• [What you will do]: Recast the lines of the data as a numbered list, starting at the first line and ending at the line containing "palette-cell[interactable] — [2078, 424, 2108, 448]", with both of those lines included. Leave out any blank lines.

• [Saved entries]:
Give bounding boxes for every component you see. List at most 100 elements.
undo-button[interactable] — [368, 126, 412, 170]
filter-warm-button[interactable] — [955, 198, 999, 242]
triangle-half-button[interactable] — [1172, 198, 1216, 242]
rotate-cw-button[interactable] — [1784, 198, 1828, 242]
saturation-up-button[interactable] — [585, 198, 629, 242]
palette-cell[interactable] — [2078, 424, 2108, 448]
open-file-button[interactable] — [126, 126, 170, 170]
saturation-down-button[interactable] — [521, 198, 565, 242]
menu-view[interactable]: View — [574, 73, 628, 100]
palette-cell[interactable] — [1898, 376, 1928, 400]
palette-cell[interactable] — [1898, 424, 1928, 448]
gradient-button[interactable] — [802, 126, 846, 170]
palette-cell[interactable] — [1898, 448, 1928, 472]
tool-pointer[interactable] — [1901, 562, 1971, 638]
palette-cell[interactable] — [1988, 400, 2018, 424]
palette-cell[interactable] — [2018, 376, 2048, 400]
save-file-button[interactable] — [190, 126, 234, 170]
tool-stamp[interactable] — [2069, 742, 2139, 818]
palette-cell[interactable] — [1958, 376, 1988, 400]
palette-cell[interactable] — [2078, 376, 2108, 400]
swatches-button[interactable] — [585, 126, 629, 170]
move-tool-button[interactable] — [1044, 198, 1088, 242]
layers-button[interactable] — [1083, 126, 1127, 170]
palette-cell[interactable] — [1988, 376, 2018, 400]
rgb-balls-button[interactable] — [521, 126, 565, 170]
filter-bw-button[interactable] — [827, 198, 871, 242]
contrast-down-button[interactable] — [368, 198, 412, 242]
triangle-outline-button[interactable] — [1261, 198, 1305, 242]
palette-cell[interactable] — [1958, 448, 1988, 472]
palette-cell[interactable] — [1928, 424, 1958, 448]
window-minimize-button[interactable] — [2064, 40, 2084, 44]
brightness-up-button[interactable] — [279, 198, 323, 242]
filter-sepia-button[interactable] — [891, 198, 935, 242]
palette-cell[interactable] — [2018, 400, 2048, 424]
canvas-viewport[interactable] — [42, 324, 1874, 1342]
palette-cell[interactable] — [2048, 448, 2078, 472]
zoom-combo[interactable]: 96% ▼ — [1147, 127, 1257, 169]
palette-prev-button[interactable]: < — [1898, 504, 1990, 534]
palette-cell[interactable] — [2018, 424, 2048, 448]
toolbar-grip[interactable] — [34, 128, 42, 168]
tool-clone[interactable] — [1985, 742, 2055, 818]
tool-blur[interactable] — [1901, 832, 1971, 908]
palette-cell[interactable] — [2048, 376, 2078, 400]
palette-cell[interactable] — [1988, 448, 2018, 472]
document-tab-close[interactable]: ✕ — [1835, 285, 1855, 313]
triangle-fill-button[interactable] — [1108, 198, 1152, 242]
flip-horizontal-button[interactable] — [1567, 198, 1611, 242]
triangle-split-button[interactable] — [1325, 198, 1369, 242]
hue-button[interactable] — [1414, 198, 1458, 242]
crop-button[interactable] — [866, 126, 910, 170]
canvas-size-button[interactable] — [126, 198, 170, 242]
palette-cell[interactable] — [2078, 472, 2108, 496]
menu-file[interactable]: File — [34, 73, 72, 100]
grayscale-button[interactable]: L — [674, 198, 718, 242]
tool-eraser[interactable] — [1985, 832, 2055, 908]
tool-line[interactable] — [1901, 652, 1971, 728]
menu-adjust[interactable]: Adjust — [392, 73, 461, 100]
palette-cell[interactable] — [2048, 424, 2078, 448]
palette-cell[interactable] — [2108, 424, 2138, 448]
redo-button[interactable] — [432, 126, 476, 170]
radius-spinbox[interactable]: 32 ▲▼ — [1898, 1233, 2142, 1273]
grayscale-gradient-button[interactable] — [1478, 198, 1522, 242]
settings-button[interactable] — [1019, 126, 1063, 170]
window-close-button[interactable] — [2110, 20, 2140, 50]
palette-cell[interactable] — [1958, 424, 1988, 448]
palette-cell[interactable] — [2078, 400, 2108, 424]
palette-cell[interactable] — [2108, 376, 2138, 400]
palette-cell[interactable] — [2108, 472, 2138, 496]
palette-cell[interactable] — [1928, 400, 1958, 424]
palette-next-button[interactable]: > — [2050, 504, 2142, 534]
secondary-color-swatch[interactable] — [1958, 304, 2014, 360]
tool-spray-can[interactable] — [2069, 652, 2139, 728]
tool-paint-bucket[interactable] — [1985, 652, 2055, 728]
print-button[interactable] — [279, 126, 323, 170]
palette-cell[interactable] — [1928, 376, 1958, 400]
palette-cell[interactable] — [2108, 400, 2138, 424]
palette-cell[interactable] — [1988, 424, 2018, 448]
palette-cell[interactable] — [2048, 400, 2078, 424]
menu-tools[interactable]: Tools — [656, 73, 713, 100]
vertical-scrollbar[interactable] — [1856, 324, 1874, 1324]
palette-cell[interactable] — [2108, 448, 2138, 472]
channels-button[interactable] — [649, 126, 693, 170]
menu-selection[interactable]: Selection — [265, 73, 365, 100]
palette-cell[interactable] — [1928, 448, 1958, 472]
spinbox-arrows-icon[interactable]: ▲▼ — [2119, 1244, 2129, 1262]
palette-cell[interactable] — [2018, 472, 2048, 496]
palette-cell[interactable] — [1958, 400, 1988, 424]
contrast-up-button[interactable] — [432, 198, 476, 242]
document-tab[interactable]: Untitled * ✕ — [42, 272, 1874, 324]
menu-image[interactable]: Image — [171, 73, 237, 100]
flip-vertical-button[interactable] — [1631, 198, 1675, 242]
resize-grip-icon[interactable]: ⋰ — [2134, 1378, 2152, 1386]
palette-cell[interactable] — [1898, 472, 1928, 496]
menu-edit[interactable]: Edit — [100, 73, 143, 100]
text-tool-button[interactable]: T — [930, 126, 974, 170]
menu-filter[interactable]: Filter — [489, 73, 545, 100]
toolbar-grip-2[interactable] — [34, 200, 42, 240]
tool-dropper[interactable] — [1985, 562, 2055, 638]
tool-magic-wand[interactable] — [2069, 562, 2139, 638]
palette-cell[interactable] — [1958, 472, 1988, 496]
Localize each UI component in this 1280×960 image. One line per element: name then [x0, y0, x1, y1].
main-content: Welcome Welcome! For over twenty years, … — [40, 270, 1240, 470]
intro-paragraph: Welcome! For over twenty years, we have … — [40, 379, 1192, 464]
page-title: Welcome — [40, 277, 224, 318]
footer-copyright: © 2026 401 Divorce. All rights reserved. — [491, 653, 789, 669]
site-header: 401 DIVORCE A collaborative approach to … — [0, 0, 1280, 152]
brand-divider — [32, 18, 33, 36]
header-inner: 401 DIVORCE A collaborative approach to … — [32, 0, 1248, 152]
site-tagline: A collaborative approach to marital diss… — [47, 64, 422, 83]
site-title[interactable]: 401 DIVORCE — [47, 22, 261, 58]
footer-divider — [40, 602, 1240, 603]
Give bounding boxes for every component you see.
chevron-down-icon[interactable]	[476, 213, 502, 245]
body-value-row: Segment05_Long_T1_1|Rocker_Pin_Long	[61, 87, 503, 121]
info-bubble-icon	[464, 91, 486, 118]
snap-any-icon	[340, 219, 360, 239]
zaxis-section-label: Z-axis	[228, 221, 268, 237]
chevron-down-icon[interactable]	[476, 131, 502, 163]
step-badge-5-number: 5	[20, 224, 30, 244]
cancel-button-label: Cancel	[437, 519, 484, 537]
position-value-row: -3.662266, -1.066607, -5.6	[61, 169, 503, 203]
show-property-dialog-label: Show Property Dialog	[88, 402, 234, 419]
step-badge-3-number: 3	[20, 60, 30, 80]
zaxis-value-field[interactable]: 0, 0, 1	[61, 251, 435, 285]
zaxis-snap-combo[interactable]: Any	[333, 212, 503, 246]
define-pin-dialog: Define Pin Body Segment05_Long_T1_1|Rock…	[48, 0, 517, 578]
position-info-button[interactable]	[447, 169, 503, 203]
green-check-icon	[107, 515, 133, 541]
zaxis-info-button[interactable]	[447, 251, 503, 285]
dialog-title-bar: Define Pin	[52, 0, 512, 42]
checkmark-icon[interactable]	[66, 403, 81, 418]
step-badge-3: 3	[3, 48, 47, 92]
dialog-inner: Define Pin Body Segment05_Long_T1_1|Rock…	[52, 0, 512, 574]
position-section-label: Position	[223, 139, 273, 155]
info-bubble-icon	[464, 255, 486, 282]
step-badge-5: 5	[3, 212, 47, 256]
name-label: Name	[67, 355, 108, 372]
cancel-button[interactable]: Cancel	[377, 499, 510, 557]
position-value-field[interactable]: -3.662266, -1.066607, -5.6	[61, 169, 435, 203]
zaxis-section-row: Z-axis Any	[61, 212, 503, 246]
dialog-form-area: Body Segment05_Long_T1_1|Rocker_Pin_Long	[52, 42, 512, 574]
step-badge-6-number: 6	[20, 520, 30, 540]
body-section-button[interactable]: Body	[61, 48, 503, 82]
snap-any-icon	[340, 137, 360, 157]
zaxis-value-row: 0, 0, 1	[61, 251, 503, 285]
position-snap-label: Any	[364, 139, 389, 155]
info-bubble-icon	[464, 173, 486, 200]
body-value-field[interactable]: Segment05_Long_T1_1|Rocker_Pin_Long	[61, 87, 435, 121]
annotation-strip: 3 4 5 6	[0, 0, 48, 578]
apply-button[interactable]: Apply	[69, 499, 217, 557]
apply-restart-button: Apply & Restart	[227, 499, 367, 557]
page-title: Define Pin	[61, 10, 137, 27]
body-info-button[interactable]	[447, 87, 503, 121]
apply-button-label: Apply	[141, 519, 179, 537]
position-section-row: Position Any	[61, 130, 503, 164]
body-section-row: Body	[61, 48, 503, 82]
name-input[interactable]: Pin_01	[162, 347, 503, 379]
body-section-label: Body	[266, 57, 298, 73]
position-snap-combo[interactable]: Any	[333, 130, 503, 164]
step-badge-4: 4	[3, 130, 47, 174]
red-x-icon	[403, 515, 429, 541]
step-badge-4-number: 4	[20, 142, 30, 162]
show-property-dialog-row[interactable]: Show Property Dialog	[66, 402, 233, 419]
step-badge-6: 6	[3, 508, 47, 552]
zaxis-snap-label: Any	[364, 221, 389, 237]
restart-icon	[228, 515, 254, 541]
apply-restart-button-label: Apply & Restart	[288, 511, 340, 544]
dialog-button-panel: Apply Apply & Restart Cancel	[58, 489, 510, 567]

• [The completed task]:
1. Give bounding boxes for every component you see. List at most 100 elements.
2. undo-button[interactable] — [368, 126, 412, 170]
3. filter-warm-button[interactable] — [955, 198, 999, 242]
4. triangle-half-button[interactable] — [1172, 198, 1216, 242]
5. rotate-cw-button[interactable] — [1784, 198, 1828, 242]
6. saturation-up-button[interactable] — [585, 198, 629, 242]
7. palette-cell[interactable] — [2078, 424, 2108, 448]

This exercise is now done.